DIRECTIVE: Put each line of the material below into a JSON list of strings, one string per line, leaving out any blank lines.

TASK INPUTS:
---
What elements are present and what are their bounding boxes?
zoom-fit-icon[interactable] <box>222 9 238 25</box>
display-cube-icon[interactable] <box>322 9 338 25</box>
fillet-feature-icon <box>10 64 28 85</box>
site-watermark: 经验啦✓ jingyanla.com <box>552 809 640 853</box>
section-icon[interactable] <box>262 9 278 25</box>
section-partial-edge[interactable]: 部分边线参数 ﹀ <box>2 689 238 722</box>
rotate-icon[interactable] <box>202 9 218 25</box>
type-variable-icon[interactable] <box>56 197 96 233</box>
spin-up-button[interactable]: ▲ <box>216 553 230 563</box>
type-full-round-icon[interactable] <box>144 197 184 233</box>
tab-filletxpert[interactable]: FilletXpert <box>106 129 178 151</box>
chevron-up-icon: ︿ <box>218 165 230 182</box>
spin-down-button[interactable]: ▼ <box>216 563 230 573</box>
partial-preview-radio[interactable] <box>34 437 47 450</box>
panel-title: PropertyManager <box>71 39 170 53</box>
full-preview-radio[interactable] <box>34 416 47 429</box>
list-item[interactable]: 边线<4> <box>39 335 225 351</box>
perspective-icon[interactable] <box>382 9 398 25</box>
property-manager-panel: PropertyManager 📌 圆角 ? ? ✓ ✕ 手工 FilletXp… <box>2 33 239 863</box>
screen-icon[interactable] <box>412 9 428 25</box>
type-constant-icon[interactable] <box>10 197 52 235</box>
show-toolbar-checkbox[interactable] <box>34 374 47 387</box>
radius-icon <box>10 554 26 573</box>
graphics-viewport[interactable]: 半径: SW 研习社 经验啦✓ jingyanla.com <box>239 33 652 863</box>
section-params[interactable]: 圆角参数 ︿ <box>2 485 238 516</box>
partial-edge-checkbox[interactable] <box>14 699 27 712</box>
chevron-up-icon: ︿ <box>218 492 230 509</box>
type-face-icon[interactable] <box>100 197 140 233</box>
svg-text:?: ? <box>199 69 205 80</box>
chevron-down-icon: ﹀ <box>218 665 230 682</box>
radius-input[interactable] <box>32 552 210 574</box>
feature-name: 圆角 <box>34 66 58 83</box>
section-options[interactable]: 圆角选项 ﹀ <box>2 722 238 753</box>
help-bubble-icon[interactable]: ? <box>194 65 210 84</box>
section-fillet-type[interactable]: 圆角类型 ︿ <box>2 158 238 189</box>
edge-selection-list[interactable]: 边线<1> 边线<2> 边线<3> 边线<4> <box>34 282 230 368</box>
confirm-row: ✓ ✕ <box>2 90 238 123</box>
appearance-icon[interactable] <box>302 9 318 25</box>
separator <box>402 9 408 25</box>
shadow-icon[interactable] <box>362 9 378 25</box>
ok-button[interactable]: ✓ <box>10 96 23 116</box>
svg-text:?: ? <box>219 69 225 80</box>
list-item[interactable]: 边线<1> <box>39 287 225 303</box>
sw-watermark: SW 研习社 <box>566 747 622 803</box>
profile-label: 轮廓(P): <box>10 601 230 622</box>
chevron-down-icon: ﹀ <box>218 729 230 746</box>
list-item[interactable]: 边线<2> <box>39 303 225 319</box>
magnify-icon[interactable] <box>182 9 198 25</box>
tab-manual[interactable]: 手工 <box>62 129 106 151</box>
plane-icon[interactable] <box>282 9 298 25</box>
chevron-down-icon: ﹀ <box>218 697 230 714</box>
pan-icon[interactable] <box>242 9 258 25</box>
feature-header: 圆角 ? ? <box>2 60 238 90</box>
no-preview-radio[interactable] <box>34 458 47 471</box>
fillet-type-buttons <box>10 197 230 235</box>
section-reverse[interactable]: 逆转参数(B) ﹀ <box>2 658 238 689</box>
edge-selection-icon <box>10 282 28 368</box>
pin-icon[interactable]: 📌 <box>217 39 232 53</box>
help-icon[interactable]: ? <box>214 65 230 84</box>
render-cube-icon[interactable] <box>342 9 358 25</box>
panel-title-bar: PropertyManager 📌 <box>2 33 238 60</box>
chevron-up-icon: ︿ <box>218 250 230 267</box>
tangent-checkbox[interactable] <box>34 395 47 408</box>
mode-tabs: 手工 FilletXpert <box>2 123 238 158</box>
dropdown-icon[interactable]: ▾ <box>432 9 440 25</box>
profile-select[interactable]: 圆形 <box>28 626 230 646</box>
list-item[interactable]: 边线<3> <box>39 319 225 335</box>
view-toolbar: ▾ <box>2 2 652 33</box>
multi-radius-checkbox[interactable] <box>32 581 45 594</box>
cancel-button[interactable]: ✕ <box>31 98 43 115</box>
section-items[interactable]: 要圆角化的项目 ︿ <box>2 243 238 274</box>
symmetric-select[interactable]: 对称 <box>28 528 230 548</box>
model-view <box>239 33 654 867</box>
---
FINISHED EXERCISE:
[
  "What elements are present and what are their bounding boxes?",
  "zoom-fit-icon[interactable] <box>222 9 238 25</box>",
  "display-cube-icon[interactable] <box>322 9 338 25</box>",
  "fillet-feature-icon <box>10 64 28 85</box>",
  "site-watermark: 经验啦✓ jingyanla.com <box>552 809 640 853</box>",
  "section-icon[interactable] <box>262 9 278 25</box>",
  "section-partial-edge[interactable]: 部分边线参数 ﹀ <box>2 689 238 722</box>",
  "rotate-icon[interactable] <box>202 9 218 25</box>",
  "type-variable-icon[interactable] <box>56 197 96 233</box>",
  "spin-up-button[interactable]: ▲ <box>216 553 230 563</box>",
  "type-full-round-icon[interactable] <box>144 197 184 233</box>",
  "tab-filletxpert[interactable]: FilletXpert <box>106 129 178 151</box>",
  "chevron-up-icon: ︿ <box>218 165 230 182</box>",
  "spin-down-button[interactable]: ▼ <box>216 563 230 573</box>",
  "partial-preview-radio[interactable] <box>34 437 47 450</box>",
  "panel-title: PropertyManager <box>71 39 170 53</box>",
  "full-preview-radio[interactable] <box>34 416 47 429</box>",
  "list-item[interactable]: 边线<4> <box>39 335 225 351</box>",
  "perspective-icon[interactable] <box>382 9 398 25</box>",
  "property-manager-panel: PropertyManager 📌 圆角 ? ? ✓ ✕ 手工 FilletXp… <box>2 33 239 863</box>",
  "screen-icon[interactable] <box>412 9 428 25</box>",
  "type-constant-icon[interactable] <box>10 197 52 235</box>",
  "show-toolbar-checkbox[interactable] <box>34 374 47 387</box>",
  "radius-icon <box>10 554 26 573</box>",
  "graphics-viewport[interactable]: 半径: SW 研习社 经验啦✓ jingyanla.com <box>239 33 652 863</box>",
  "section-params[interactable]: 圆角参数 ︿ <box>2 485 238 516</box>",
  "partial-edge-checkbox[interactable] <box>14 699 27 712</box>",
  "chevron-up-icon: ︿ <box>218 492 230 509</box>",
  "type-face-icon[interactable] <box>100 197 140 233</box>",
  "svg-text:?: ? <box>199 69 205 80</box>",
  "chevron-down-icon: ﹀ <box>218 665 230 682</box>",
  "radius-input[interactable] <box>32 552 210 574</box>",
  "feature-name: 圆角 <box>34 66 58 83</box>",
  "section-options[interactable]: 圆角选项 ﹀ <box>2 722 238 753</box>",
  "help-bubble-icon[interactable]: ? <box>194 65 210 84</box>",
  "section-fillet-type[interactable]: 圆角类型 ︿ <box>2 158 238 189</box>",
  "edge-selection-list[interactable]: 边线<1> 边线<2> 边线<3> 边线<4> <box>34 282 230 368</box>",
  "confirm-row: ✓ ✕ <box>2 90 238 123</box>",
  "appearance-icon[interactable] <box>302 9 318 25</box>",
  "separator <box>402 9 408 25</box>",
  "shadow-icon[interactable] <box>362 9 378 25</box>",
  "ok-button[interactable]: ✓ <box>10 96 23 116</box>",
  "svg-text:?: ? <box>219 69 225 80</box>",
  "list-item[interactable]: 边线<1> <box>39 287 225 303</box>",
  "sw-watermark: SW 研习社 <box>566 747 622 803</box>",
  "profile-label: 轮廓(P): <box>10 601 230 622</box>",
  "chevron-down-icon: ﹀ <box>218 729 230 746</box>",
  "list-item[interactable]: 边线<2> <box>39 303 225 319</box>",
  "magnify-icon[interactable] <box>182 9 198 25</box>",
  "tab-manual[interactable]: 手工 <box>62 129 106 151</box>",
  "plane-icon[interactable] <box>282 9 298 25</box>",
  "chevron-down-icon: ﹀ <box>218 697 230 714</box>",
  "pan-icon[interactable] <box>242 9 258 25</box>",
  "feature-header: 圆角 ? ? <box>2 60 238 90</box>",
  "no-preview-radio[interactable] <box>34 458 47 471</box>",
  "fillet-type-buttons <box>10 197 230 235</box>",
  "section-reverse[interactable]: 逆转参数(B) ﹀ <box>2 658 238 689</box>",
  "edge-selection-icon <box>10 282 28 368</box>",
  "pin-icon[interactable]: 📌 <box>217 39 232 53</box>",
  "help-icon[interactable]: ? <box>214 65 230 84</box>",
  "render-cube-icon[interactable] <box>342 9 358 25</box>",
  "panel-title-bar: PropertyManager 📌 <box>2 33 238 60</box>",
  "chevron-up-icon: ︿ <box>218 250 230 267</box>",
  "tangent-checkbox[interactable] <box>34 395 47 408</box>",
  "mode-tabs: 手工 FilletXpert <box>2 123 238 158</box>",
  "dropdown-icon[interactable]: ▾ <box>432 9 440 25</box>",
  "profile-select[interactable]: 圆形 <box>28 626 230 646</box>",
  "list-item[interactable]: 边线<3> <box>39 319 225 335</box>",
  "view-toolbar: ▾ <box>2 2 652 33</box>",
  "multi-radius-checkbox[interactable] <box>32 581 45 594</box>",
  "cancel-button[interactable]: ✕ <box>31 98 43 115</box>",
  "section-items[interactable]: 要圆角化的项目 ︿ <box>2 243 238 274</box>",
  "symmetric-select[interactable]: 对称 <box>28 528 230 548</box>",
  "model-view <box>239 33 654 867</box>"
]